**YOUR OBJECTIVE:** Check every line below for the word "Sánchez" and copy each one that has it.
━━ EXTRACTED DATA ━━
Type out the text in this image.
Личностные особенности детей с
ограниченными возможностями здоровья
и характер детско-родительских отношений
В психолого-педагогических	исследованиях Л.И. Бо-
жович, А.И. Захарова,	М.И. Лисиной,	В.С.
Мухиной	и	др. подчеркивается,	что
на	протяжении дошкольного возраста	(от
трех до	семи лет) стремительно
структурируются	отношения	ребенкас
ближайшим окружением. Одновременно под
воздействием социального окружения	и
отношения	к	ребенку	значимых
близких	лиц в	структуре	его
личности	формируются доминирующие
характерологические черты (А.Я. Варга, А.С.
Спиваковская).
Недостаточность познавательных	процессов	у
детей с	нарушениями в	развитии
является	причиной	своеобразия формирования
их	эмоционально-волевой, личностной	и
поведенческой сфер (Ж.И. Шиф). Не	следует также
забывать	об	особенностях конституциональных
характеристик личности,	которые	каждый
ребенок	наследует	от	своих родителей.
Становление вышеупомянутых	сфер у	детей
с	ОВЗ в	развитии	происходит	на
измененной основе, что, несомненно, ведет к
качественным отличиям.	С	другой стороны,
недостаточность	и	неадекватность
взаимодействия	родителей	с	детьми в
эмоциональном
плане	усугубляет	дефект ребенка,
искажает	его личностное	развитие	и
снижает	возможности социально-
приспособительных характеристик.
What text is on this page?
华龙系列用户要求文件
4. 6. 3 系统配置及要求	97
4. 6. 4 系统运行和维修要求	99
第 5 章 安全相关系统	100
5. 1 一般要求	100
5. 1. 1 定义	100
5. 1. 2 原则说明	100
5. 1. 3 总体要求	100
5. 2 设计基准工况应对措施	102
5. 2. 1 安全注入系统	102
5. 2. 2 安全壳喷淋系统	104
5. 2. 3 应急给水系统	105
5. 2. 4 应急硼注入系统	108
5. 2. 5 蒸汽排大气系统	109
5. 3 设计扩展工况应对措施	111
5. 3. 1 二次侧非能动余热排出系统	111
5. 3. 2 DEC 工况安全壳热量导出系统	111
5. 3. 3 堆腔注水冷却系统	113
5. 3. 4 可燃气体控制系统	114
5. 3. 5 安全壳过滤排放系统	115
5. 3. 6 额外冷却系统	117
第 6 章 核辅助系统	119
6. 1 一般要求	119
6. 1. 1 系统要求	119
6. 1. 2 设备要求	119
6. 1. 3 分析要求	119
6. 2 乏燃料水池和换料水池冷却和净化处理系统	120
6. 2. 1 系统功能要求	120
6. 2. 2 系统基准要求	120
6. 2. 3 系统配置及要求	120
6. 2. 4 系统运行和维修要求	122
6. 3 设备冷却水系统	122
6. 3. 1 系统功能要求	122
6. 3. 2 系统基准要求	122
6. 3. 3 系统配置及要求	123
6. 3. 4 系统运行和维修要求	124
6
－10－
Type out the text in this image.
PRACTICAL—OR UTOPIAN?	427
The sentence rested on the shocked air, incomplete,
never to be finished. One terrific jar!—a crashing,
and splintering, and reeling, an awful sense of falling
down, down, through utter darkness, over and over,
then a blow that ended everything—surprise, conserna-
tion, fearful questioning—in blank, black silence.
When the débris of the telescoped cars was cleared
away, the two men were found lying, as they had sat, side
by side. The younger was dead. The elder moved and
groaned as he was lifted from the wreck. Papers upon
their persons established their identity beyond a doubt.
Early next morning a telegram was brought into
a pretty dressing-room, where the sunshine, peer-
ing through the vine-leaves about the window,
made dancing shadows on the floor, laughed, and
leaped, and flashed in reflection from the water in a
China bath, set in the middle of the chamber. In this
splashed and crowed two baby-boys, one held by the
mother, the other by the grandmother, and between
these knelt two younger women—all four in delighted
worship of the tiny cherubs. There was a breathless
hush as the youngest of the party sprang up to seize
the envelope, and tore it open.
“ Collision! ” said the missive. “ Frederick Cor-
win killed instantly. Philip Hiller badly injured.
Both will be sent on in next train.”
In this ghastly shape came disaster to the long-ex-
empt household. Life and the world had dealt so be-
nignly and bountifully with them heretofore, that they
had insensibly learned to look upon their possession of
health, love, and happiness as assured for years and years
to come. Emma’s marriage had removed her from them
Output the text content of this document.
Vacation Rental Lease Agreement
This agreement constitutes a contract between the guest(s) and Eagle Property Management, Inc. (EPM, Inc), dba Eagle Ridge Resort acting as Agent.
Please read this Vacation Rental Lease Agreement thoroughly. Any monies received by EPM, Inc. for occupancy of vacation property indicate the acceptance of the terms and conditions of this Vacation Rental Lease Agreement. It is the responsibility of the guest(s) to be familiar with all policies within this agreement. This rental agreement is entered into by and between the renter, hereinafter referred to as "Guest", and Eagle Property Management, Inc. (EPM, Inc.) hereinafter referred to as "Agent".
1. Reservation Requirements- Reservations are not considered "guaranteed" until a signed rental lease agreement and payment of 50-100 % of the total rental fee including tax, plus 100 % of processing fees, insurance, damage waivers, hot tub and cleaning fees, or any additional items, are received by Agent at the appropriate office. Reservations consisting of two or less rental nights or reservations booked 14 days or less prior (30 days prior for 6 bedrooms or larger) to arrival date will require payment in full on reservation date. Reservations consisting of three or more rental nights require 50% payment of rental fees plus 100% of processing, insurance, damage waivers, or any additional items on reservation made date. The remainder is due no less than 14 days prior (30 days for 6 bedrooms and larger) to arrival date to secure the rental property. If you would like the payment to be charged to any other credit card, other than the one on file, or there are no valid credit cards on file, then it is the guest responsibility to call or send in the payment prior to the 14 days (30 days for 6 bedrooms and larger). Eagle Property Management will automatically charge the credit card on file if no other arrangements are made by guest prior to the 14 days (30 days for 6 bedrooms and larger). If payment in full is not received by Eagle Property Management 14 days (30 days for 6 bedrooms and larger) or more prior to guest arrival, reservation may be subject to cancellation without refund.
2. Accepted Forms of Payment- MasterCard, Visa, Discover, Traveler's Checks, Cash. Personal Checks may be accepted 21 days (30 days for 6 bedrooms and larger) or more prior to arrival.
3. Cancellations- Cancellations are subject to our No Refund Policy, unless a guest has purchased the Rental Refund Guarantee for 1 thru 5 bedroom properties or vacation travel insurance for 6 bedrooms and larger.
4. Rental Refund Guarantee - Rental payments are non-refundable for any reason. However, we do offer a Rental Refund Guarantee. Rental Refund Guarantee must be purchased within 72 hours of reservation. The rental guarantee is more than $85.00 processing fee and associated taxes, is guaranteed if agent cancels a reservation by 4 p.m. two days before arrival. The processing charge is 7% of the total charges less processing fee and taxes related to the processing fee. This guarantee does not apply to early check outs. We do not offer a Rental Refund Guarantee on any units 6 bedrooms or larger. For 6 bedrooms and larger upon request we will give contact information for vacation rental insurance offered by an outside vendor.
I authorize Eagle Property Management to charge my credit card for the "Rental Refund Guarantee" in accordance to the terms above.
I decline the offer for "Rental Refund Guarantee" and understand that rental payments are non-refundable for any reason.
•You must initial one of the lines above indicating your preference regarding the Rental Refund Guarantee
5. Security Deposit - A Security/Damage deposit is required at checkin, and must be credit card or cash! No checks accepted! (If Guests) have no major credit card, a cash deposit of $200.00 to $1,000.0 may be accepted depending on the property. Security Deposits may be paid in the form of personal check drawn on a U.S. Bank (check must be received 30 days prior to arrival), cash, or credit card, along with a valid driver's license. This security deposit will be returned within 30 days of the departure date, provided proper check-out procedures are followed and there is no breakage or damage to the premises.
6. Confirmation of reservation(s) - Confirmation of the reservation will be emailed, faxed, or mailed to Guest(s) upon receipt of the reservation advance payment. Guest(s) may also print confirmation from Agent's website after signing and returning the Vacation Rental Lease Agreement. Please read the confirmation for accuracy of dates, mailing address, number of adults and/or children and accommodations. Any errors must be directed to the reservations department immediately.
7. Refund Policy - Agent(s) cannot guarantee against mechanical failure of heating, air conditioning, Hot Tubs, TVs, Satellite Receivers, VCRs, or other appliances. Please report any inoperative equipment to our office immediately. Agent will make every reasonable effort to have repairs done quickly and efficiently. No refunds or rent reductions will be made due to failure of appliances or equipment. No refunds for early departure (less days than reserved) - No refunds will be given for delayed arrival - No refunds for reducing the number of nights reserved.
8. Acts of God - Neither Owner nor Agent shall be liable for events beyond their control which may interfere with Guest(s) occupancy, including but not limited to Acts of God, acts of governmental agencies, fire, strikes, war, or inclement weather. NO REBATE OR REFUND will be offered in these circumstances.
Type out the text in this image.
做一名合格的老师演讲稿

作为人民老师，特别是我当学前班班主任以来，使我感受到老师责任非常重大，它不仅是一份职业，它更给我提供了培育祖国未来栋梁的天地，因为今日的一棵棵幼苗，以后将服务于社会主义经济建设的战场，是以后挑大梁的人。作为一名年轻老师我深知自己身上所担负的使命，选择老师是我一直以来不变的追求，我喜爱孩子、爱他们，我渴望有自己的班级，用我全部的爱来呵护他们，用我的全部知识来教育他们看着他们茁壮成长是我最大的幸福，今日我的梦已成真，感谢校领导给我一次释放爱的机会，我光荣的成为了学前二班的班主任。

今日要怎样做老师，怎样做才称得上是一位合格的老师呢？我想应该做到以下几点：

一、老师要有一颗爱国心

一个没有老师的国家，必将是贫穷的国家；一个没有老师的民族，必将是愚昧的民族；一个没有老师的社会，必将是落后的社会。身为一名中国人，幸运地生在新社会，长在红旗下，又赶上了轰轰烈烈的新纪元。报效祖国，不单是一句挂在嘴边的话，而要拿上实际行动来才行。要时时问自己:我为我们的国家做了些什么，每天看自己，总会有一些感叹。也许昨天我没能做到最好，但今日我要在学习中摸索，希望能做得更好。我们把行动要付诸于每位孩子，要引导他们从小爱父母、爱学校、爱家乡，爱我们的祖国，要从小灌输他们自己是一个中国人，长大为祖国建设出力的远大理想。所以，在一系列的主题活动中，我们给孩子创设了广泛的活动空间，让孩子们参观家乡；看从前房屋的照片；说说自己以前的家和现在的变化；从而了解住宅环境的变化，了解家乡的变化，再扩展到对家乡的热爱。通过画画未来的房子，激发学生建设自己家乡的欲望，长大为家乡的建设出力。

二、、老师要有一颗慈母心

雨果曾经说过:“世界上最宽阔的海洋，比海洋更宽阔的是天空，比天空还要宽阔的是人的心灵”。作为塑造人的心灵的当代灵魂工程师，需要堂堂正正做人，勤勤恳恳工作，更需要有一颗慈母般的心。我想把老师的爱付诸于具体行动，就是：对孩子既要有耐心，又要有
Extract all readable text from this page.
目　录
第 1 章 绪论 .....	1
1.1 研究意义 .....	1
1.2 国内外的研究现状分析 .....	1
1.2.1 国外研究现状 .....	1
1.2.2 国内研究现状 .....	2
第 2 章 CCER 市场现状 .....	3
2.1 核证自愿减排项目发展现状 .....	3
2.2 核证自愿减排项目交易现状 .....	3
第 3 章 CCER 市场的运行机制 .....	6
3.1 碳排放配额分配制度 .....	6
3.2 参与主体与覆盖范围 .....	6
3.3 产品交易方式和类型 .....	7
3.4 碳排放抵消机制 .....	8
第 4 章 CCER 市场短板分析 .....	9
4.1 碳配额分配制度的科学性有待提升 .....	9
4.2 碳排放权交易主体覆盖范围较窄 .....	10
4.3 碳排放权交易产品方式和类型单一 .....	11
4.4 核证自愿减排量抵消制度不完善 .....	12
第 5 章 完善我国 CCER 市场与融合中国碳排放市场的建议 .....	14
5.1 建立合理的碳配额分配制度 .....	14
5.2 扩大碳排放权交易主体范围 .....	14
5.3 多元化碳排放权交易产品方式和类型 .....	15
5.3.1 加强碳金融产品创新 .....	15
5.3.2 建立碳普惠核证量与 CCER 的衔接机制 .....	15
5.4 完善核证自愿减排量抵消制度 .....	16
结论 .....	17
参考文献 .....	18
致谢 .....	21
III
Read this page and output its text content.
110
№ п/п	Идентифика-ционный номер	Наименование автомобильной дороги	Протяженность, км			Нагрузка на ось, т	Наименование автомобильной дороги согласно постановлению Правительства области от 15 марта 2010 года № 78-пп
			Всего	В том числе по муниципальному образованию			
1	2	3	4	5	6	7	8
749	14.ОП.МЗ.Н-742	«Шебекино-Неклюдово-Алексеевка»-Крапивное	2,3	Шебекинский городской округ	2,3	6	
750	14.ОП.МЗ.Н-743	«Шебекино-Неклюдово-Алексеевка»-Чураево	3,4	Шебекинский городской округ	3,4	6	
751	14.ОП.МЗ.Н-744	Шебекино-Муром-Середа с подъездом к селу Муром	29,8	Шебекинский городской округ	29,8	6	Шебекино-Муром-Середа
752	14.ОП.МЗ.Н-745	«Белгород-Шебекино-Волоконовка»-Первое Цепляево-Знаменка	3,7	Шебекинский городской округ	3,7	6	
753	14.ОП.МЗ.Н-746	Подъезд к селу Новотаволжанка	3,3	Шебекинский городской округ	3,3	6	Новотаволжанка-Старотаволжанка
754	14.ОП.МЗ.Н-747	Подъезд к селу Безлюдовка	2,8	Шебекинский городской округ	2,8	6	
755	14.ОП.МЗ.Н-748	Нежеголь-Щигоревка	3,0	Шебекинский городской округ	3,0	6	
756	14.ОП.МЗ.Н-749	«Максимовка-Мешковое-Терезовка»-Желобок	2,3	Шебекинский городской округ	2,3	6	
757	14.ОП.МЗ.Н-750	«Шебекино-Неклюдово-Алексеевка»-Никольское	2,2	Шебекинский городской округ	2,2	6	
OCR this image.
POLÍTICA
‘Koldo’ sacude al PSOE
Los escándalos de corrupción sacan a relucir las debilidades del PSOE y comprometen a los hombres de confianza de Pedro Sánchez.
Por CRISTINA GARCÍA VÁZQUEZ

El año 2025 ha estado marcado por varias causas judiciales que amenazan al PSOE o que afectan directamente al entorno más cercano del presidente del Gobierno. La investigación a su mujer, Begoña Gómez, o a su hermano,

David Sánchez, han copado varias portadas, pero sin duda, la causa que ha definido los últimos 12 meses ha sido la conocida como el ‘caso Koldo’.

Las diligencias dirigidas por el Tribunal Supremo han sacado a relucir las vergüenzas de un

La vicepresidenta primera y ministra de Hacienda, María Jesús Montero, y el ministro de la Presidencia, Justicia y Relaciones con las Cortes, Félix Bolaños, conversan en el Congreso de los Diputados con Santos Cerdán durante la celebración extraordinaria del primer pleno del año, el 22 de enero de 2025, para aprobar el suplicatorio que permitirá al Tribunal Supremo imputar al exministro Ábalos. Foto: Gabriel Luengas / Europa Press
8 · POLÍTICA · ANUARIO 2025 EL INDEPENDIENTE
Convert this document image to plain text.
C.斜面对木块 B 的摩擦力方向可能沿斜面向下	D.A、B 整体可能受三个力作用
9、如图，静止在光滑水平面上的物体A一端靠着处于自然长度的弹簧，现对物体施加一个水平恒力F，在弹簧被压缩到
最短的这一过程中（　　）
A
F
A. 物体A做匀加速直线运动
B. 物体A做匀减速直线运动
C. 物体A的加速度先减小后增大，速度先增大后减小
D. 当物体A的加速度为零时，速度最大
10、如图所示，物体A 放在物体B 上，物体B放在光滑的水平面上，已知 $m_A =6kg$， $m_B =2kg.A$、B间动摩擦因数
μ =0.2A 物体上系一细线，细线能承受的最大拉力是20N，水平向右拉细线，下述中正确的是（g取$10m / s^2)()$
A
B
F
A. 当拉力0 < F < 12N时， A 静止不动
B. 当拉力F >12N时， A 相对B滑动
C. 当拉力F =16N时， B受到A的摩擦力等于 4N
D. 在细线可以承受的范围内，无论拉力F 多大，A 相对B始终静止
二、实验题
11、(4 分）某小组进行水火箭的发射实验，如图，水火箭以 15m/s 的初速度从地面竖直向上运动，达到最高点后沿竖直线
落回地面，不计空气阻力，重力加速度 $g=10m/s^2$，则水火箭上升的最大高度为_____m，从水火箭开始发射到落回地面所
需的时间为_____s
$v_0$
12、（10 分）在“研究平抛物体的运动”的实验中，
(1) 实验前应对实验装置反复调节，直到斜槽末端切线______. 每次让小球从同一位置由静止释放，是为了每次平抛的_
━━━
**ANSWER FOR THIS EXERCISE:**
Los escándalos de corrupción sacan a relucir las debilidades del PSOE y comprometen a los hombres de confianza de Pedro Sánchez.
David Sánchez, han copado varias portadas, pero sin duda, la causa que ha definido los últimos 12 meses ha sido la conocida como el ‘caso Koldo’.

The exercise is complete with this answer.